Stored data entries
********************

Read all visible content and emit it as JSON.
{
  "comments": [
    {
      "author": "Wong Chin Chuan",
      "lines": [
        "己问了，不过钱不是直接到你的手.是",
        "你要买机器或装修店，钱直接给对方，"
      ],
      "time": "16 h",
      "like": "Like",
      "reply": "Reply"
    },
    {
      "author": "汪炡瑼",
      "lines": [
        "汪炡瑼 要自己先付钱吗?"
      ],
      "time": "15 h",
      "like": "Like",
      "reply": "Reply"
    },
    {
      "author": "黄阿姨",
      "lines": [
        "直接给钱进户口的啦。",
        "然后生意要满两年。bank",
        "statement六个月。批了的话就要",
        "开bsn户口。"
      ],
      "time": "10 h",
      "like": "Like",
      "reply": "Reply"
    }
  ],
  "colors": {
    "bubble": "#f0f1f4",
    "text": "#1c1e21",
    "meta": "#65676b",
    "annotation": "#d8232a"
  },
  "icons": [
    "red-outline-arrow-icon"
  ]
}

********************

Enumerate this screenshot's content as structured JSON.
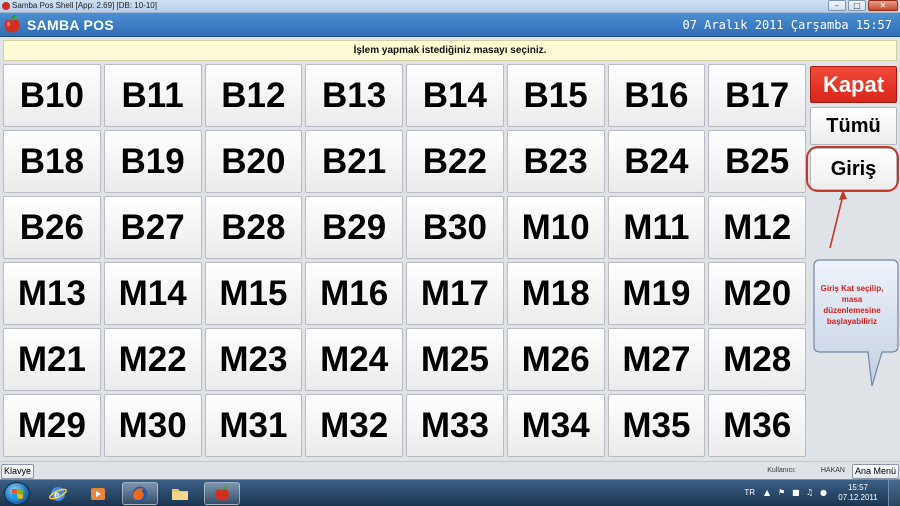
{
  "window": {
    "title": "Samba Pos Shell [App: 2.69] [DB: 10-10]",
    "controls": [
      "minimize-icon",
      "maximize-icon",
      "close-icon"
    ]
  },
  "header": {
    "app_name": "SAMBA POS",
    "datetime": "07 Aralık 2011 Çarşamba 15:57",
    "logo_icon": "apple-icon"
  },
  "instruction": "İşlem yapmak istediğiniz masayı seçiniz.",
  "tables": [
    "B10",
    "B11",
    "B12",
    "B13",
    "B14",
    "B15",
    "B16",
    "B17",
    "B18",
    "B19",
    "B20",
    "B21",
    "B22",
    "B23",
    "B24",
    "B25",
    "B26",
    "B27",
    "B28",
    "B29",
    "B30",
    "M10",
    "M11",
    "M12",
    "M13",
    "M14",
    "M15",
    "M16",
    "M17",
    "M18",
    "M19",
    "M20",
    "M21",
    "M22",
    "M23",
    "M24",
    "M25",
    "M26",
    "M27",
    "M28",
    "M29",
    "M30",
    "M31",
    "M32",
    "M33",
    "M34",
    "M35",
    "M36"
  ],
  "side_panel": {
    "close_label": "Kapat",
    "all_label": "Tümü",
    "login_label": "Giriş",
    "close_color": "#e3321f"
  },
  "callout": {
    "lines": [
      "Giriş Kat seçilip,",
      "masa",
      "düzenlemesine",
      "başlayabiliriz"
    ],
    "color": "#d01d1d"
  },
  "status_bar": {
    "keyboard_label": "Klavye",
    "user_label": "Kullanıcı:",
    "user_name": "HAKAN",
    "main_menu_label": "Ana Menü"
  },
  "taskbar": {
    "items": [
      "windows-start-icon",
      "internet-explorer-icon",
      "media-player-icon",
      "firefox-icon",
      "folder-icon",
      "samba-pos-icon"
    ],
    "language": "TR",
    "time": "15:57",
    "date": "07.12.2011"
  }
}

********************

**BRIEF:** Check each line of the records for the word "author", and show the lines that contain it.

**RESPONSE FOR THIS EXERCISE:**
      "author": "Wong Chin Chuan",
      "author": "汪炡瑼",
      "author": "黄阿姨",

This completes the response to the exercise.